> **Texte extrait**
■ ■ ■ ■ ■

Claude-Henri Buffard
Mai 2005
Peut-on dire que 99 duos, Trois générations et la nouvelle création Des gens qui dansent forment un triptyque ?
Dans ces trois pièces, il s'agit de poser un regard sur les gens mais avec une focale à chaque fois un peu différente. 99 duos jouait avec le plan large et quelques gros plans, Trois générations était plutôt un plan moyen, Des gens qui dansent se présente davantage, mais seulement bien sûr, comme une succession de plans rapprochés. Aux trois générations présentées séparément succède un groupe plus indistinct de danseurs, jeunes et moins jeunes, ensemble sur la scène, réunis en une sorte de chœur. Un chœur, ou si l'on préfère un concentré d'humanité. Ou encore, tout simplement, une famille.
Cette façon de mêler sur scène danseurs professionnels et "gens" n'est donc pas chez toi une simple idée de spectacle. En quoi cette sorte de melting pot t'est nécessaire aujourd'hui pour raconter le monde?
Je précise d'abord que pour moi il n'y a pas d'un côté des danseurs professionnels et de l'autre les gens. Ce qui m'intéresse c'est de montrer "la personne", d'aller chercher sous le danseur, quelque soit sa technique, ou son absence de technique chorégraphique. Face au chaos du monde, il y a je crois une alternative pour l'artiste à celle qui consiste à proposer une surenchère ou au contraire à considérer la scène comme un refuge à l'écart des tracas du monde.
J'aimerais faire en sorte que la scène soit autre chose, une sorte de poche de résistance, où on essaie d'y voir clair, avec les armes - les corps - dont on dispose : un peu d'espace, un peu de pensée, un peu de poésie.
Comment alors se construit Des Gens qui dansent ?

■ ■ ■ ■ ■

> **Données affichées**
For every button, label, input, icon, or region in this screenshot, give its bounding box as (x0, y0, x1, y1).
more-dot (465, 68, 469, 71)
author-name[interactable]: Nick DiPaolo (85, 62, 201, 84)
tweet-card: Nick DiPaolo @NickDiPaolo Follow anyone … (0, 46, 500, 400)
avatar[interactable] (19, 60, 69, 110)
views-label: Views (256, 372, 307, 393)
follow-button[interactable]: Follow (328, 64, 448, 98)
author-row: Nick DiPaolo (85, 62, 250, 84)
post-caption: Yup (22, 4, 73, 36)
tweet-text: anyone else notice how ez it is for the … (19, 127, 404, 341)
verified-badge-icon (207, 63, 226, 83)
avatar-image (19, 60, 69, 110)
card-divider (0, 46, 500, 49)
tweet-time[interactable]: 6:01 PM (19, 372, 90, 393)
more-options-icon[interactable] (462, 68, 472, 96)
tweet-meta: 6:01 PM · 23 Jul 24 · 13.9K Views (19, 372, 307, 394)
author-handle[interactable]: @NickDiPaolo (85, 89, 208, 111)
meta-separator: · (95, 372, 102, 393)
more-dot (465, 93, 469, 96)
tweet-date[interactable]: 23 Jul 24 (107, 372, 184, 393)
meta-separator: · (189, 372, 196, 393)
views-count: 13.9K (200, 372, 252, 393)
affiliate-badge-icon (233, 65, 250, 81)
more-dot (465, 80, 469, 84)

■ ■ ■ ■ ■

> **Votre travail**
(a) Selon l'entretien, à quel type de plan correspond la pièce Trois générations ?
(b) Transcrivez un passage de l'entretien en commençant aux mots "Cette façon de" et en vous arrêtant après "tracas du monde.".
La liste provient d'une autre source que l'entretien.

> **Solutions par tâche**
(a) À un plan moyen.

(b)
Cette façon de mêler sur scène danseurs professionnels et "gens" n'est donc pas chez toi une simple idée de spectacle. En quoi cette sorte de melting pot t'est nécessaire aujourd'hui pour raconter le monde?
Je précise d'abord que pour moi il n'y a pas d'un côté des danseurs professionnels et de l'autre les gens. Ce qui m'intéresse c'est de montrer "la personne", d'aller chercher sous le danseur, quelque soit sa technique, ou son absence de technique chorégraphique. Face au chaos du monde, il y a je crois une alternative pour l'artiste à celle qui consiste à proposer une surenchère ou au contraire à considérer la scène comme un refuge à l'écart des tracas du monde.